Start Data shown

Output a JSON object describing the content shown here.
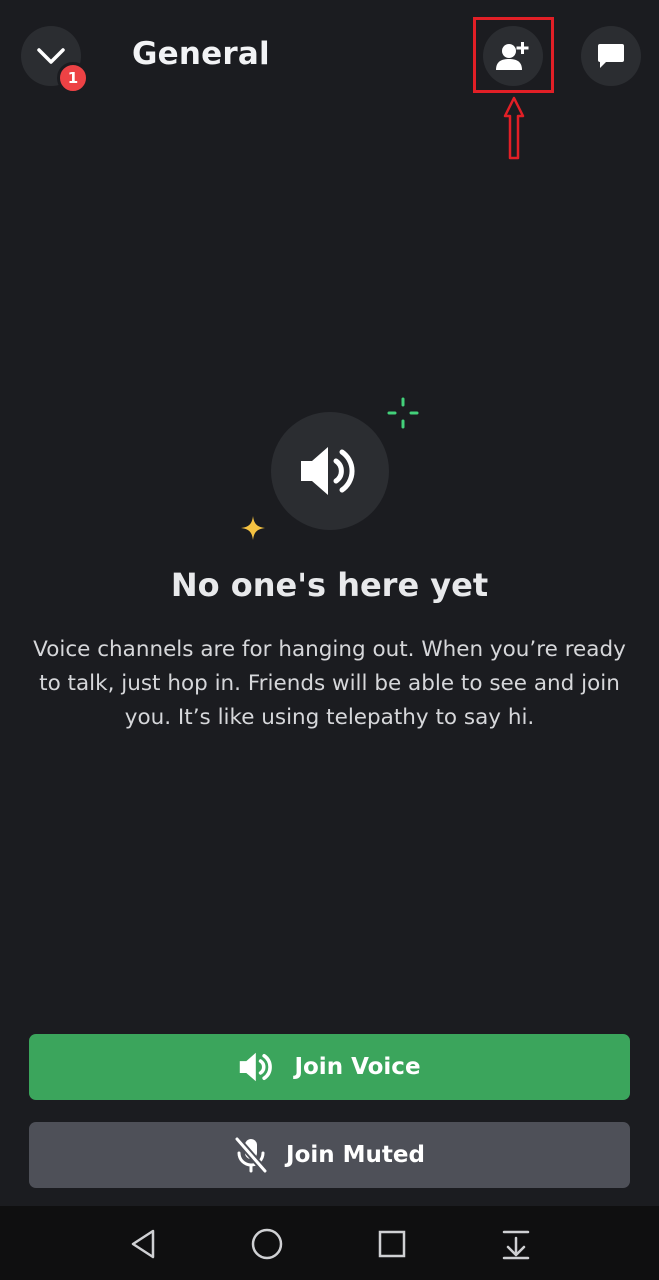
{
  "header": {
    "title": "General",
    "notification_count": "1"
  },
  "empty_state": {
    "title": "No one's here yet",
    "description": "Voice channels are for hanging out. When you’re ready to talk, just hop in. Friends will be able to see and join you. It’s like using telepathy to say hi."
  },
  "actions": {
    "join_voice": "Join Voice",
    "join_muted": "Join Muted"
  },
  "icons": {
    "collapse": "chevron-down-icon",
    "invite": "add-user-icon",
    "chat": "chat-icon",
    "voice": "speaker-icon",
    "muted": "mic-off-icon",
    "nav": [
      "back-icon",
      "home-icon",
      "recents-icon",
      "notifications-down-icon"
    ]
  },
  "colors": {
    "background": "#1b1c20",
    "join_voice": "#3ba55c",
    "join_muted": "#4e5058",
    "badge": "#ed4245",
    "highlight": "#e21f26",
    "sparkle_green": "#43d17a",
    "sparkle_yellow": "#f5c242"
  }
}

End Data shown

_Goal_: Pull out the lines above in which the word "title" appears.

_Task response_:
    "title": "General",
    "title": "No one's here yet",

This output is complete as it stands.